--- Excerpt to read ---
###

I was a presenter at the International Conference of the World Blind Union, a massage convention of the Asia Pacific Region. I was told I was “the only seeing presenter” there. There were 300 delegates. I read a paper and did a demonstration of internal organs massage. The man who invited me to the convention was Victor Recorber, who with his group of blind masseurs has been studying massage with me for two years at INAM Philippines, the sponsor of my seminars for the last 2 decades I’ve taught in the Philippines. Every time I meet Victor in Manila, he would say, “Sir Rene, long time, no see.” LOL. There’s so much joy in these visually handicapped persons. I was seated beside a young woman at the conference and she was telling me that she raised money to attend. We spoke in Pilipino, the national language. “Do you have family?” I asked. “Yes,” she said, “I have a child.” “Where is the father?” She said, “I don’t know.” “Will you recognize him?” She said, “Only if grope him.” Laughter. “Grope” isn’t the word she used, but it is probably the best translation of the Tagalog “Kapa-in.” I invited her to attend my CNT seminar but she had to fly back to the islands.

###

--- Source excerpt ---
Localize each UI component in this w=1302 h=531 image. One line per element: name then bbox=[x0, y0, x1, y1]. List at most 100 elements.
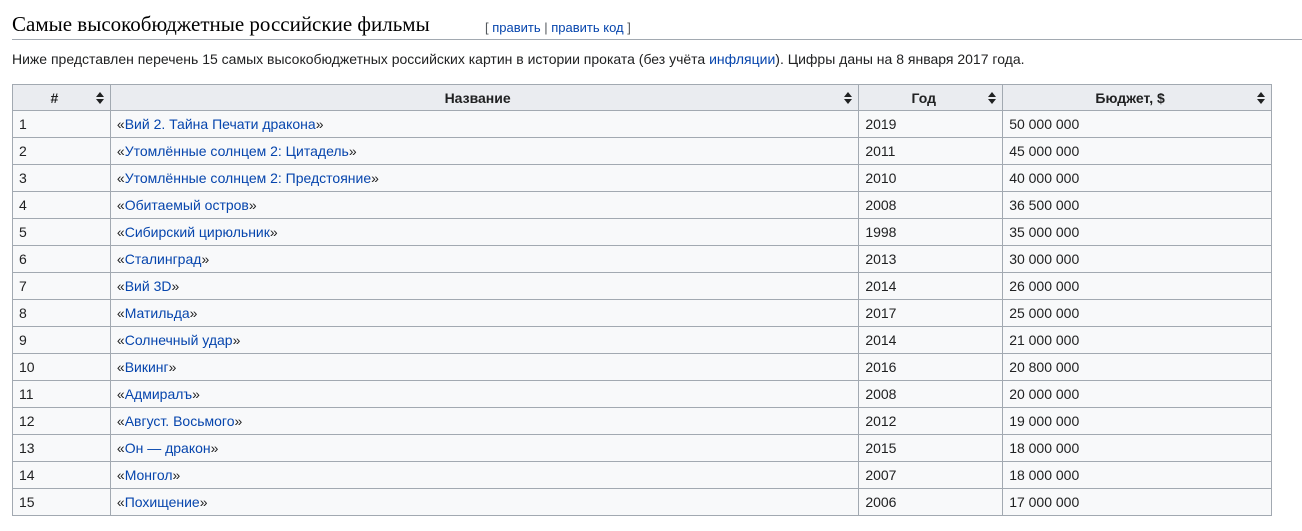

###

--- To-do list ---
**A)** According to the conference excerpt, how many delegates attended?
**B)** Continue the conference excerpt from its final sentence.

--- Exercise responses ---
**A)** There were 300 delegates.

**B)**
Somebody in the gym informed me that there’s this Filipino, Arnel Pineda, who was the lead singer for the band Journey. I heard about him 8 years ago but I was not paying attention; besides, ignorant of much of pop culture, I did not know about this band or about the singer. This time around I googled him. It turned up quite a few items – how he was discovered on youtube singing in a small venue in Manila and was asked come to the US to audition in California. There were also a number of live performances showing concerts in Chile, Japan, Spain, and interviews with Ophrah and Ellen. Quite a triumphant reception for anyone indeed, and a moving and inspiring life story in any field. I ordered Journey’s the Revelation and Live in Manila albums from Amazon. That’s another piece of “research” I have to include during the summertime. Oh, yes, there’s likewise some rituals I have started to learn and observe at the feet of Lord Shiva/Nataraja in my study downstairs – thanks to my Indian friend Guru Bose for lessons in the sacred puja and darshan. I acquired the 7-foot statue last May after paying the owner of Two Buttons several installments.
All the best, always,
*There’s an anonymous poem she mentions that I think I should also share here. She does not say where she got it, or whether it came from the pyramid texts.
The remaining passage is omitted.